▶
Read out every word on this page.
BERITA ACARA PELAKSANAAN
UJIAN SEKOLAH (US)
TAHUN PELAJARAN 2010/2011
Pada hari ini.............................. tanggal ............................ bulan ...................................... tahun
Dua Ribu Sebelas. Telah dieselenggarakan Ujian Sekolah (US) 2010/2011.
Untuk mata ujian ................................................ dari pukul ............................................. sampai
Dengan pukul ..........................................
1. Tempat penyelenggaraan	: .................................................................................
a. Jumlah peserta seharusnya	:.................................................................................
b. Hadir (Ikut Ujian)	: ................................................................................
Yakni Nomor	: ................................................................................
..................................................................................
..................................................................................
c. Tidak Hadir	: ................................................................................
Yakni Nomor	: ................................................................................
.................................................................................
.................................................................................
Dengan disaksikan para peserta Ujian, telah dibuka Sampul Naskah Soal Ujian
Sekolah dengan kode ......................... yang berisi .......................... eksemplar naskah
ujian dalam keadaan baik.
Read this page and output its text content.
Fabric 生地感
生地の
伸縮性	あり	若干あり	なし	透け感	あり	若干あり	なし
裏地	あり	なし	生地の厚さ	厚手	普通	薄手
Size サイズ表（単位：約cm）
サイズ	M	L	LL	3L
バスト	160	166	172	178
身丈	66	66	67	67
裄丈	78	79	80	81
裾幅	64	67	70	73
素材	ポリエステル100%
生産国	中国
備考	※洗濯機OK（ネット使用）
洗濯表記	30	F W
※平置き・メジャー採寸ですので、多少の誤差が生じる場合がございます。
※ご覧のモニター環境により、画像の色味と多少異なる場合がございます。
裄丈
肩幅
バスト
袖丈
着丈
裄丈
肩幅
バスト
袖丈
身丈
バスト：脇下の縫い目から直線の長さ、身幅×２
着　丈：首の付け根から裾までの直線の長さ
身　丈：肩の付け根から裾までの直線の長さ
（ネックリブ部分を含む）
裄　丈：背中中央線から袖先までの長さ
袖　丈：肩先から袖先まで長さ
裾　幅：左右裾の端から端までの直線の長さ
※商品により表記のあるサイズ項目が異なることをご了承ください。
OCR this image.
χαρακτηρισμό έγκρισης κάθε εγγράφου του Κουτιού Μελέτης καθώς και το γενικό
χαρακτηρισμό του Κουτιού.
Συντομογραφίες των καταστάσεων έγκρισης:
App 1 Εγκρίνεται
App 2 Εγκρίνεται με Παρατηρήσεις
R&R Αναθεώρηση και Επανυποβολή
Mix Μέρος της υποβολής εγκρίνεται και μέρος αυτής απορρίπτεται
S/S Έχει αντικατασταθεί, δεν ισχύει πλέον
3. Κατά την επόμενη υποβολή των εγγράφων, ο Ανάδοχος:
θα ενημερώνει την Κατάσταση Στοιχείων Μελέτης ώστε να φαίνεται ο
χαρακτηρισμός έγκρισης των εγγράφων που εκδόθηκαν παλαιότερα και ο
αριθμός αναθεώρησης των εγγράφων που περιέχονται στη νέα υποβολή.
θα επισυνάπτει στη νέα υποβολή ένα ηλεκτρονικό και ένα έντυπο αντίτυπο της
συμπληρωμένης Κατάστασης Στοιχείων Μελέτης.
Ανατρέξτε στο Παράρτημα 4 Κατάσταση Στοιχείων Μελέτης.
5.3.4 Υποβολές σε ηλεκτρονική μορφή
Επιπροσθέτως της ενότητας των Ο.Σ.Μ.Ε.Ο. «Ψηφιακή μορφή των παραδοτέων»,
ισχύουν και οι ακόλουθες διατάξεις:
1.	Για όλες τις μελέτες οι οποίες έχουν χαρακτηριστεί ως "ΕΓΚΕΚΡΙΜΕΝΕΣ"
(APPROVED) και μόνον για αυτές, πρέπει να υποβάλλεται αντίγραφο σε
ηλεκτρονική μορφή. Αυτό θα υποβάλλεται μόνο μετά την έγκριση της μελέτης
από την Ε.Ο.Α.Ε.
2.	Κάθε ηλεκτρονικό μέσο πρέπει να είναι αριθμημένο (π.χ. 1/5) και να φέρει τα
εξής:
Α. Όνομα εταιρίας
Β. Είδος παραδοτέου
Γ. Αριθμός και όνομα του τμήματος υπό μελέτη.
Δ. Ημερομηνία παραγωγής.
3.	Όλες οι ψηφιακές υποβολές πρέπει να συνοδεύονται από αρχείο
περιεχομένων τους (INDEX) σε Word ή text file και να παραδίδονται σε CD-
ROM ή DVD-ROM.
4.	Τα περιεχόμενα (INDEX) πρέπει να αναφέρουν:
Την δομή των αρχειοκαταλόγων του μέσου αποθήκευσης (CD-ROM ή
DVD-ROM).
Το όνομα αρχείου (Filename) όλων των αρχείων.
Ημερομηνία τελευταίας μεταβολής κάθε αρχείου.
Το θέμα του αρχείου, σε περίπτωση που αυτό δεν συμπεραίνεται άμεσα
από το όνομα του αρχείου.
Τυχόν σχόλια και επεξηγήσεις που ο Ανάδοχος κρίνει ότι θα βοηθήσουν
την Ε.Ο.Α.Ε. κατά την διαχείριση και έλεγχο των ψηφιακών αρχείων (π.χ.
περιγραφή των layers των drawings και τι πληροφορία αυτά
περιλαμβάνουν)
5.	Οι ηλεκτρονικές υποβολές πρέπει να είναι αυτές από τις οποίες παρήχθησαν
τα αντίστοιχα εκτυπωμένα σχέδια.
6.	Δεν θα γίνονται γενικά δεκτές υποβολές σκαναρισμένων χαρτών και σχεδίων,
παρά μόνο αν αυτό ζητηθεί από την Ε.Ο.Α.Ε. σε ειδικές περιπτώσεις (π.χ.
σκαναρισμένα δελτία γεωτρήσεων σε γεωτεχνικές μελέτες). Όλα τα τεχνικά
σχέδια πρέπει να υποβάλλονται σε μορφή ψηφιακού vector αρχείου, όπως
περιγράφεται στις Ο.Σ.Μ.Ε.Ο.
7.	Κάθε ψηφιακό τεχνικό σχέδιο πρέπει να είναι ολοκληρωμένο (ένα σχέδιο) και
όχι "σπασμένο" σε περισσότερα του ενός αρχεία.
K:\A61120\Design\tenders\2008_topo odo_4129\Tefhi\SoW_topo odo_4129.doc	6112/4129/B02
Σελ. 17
◀
-- WRITTEN EXERCISE --
Count each line with "text" in it and report that figure by itself.

-- RESPONSE --
2